Data for processing:

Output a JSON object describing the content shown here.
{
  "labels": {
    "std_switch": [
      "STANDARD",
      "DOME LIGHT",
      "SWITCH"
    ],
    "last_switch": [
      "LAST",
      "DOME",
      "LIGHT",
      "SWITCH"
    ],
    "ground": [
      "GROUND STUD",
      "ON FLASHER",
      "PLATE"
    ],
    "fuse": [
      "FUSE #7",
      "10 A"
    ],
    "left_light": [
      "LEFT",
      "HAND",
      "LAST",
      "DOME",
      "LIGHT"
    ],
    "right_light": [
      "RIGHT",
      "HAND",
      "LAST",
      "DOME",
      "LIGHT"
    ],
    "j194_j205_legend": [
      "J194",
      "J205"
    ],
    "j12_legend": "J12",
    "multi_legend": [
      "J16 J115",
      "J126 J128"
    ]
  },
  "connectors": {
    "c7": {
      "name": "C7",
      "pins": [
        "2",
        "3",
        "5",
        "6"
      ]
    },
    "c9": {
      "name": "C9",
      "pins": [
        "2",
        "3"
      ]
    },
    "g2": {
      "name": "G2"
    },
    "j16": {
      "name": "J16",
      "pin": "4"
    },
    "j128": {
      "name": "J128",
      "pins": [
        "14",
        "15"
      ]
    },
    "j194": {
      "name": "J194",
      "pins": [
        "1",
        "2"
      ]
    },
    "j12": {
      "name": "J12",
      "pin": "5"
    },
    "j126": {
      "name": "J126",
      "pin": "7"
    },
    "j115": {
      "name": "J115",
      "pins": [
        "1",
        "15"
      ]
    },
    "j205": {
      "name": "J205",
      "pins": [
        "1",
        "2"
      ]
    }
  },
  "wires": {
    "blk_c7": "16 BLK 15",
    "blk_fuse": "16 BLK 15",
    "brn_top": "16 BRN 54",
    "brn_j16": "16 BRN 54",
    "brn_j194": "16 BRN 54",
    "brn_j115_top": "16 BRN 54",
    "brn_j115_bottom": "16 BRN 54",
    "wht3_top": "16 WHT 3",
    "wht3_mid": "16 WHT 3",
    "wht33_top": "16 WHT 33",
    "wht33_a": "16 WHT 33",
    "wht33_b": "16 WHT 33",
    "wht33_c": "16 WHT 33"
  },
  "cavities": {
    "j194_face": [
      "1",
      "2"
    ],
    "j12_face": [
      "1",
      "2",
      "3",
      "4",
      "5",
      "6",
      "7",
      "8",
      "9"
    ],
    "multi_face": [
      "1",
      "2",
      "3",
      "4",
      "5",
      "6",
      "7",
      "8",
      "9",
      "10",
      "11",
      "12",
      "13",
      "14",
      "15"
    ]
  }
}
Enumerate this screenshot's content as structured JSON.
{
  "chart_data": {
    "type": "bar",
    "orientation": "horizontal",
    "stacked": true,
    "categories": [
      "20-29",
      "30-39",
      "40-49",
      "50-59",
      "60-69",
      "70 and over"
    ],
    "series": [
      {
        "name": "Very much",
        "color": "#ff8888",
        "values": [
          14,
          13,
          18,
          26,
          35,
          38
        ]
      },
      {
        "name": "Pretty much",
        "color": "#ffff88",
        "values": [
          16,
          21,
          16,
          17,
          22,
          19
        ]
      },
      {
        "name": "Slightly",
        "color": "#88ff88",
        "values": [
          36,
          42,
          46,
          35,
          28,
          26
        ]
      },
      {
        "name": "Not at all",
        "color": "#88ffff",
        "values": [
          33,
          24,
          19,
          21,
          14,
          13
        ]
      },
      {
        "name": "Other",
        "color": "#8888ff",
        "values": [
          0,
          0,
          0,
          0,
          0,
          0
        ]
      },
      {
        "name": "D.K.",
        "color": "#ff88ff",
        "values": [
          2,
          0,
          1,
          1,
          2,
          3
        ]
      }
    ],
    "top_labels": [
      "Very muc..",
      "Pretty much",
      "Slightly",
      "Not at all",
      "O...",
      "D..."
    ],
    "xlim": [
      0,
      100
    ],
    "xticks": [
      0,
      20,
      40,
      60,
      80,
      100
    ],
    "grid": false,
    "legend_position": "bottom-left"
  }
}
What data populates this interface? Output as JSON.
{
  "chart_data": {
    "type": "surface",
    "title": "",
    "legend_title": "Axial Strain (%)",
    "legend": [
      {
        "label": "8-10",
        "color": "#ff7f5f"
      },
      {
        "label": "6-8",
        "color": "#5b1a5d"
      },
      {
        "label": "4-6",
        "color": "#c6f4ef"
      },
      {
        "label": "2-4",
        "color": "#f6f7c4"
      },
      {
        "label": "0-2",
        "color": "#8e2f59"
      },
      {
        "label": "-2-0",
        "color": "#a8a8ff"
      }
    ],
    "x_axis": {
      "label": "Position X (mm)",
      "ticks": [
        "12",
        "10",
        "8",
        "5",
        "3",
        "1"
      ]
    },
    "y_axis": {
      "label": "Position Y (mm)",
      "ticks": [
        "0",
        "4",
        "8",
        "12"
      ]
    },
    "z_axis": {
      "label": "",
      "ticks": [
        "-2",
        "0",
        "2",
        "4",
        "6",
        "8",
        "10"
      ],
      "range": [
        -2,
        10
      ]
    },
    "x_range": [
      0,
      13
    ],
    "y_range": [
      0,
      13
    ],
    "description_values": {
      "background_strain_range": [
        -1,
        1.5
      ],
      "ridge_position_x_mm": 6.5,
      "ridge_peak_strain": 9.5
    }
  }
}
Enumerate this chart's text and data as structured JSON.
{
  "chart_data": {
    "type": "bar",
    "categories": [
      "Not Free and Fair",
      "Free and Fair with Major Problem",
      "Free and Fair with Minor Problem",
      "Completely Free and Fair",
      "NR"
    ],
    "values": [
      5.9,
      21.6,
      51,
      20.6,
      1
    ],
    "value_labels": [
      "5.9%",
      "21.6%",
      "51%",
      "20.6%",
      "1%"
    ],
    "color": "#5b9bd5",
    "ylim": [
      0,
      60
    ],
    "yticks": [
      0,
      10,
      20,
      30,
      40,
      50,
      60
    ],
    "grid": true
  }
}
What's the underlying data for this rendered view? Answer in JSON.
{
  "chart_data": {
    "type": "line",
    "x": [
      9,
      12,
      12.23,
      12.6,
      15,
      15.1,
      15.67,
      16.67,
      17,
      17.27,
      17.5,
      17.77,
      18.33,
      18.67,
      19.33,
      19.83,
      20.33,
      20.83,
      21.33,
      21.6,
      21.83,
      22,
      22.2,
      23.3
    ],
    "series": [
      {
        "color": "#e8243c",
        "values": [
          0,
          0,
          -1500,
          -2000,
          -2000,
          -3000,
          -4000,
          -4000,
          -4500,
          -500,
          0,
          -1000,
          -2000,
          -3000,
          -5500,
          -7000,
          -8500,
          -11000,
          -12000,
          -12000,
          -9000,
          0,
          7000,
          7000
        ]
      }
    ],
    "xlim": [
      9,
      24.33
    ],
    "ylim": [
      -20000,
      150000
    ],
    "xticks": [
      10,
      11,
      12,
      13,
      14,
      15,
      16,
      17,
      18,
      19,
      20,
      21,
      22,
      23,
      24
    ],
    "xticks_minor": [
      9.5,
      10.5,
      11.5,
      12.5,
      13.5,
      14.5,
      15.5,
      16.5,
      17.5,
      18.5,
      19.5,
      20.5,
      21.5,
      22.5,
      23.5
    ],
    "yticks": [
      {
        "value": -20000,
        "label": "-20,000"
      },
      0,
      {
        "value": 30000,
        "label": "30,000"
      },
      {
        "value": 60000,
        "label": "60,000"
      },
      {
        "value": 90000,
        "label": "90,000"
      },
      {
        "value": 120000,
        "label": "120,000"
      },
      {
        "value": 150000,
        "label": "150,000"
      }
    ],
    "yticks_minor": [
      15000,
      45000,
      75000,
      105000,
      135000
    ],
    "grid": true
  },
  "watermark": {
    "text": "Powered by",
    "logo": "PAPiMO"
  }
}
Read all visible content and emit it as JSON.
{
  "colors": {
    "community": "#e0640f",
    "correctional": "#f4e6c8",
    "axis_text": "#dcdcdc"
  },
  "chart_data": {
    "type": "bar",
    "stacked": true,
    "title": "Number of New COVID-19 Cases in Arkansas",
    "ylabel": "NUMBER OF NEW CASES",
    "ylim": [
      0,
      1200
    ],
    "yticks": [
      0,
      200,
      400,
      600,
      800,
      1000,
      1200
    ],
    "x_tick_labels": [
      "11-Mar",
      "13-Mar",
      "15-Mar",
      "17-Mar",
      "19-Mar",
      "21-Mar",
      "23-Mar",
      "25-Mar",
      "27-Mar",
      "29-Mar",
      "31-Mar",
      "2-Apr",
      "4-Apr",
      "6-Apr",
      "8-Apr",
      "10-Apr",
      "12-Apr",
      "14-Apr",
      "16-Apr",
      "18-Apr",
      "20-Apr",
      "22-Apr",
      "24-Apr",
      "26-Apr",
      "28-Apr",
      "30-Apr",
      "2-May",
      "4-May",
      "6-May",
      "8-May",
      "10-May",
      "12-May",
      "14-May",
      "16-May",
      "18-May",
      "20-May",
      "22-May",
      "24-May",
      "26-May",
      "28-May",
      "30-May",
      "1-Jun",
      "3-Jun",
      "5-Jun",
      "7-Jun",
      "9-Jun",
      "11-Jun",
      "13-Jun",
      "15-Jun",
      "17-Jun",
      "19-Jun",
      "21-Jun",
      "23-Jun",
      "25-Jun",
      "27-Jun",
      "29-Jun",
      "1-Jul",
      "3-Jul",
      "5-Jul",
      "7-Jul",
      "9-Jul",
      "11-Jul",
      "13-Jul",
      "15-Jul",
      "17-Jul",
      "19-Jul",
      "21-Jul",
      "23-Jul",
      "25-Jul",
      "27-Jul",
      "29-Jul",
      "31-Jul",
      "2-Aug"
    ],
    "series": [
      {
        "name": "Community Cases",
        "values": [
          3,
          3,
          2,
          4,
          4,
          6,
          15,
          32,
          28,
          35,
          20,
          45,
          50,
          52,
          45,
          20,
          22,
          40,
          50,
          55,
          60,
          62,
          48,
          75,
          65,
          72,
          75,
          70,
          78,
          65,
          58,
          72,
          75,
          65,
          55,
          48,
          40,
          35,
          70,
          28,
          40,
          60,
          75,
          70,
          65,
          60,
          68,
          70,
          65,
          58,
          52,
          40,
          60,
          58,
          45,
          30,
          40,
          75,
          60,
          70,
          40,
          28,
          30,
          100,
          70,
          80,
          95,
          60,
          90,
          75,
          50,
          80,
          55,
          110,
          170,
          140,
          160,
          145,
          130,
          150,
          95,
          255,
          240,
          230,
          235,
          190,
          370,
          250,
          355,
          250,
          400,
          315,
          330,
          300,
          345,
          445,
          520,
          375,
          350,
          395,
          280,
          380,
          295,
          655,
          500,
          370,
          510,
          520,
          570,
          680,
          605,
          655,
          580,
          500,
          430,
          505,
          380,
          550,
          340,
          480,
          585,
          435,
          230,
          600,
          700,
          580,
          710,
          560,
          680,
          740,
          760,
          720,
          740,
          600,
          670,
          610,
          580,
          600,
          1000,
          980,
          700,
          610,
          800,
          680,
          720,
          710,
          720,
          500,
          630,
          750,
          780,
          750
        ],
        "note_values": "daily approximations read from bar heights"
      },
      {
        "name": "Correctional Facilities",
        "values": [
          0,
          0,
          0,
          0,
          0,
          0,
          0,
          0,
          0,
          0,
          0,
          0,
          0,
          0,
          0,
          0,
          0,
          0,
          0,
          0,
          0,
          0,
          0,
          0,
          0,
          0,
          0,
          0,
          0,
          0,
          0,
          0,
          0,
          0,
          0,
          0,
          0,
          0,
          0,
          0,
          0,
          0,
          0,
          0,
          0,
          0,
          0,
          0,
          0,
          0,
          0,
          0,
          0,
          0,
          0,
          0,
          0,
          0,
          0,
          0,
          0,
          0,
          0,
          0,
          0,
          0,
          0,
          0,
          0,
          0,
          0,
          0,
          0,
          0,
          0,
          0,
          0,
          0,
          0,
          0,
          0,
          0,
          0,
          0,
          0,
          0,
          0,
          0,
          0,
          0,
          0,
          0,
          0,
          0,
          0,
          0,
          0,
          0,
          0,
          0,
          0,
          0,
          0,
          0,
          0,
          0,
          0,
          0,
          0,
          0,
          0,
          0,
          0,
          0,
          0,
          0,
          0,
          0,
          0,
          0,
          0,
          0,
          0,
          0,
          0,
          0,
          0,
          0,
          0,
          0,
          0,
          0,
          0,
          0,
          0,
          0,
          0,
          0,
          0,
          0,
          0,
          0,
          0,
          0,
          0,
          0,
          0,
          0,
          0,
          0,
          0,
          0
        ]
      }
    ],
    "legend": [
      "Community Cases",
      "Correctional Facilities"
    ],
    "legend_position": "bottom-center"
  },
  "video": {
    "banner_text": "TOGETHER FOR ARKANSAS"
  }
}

Exercise prompt: In the listing above, locate each line with "Free" and copy it.

Output for this task:
      "Not Free and Fair",
      "Free and Fair with Major Problem",
      "Free and Fair with Minor Problem",
      "Completely Free and Fair",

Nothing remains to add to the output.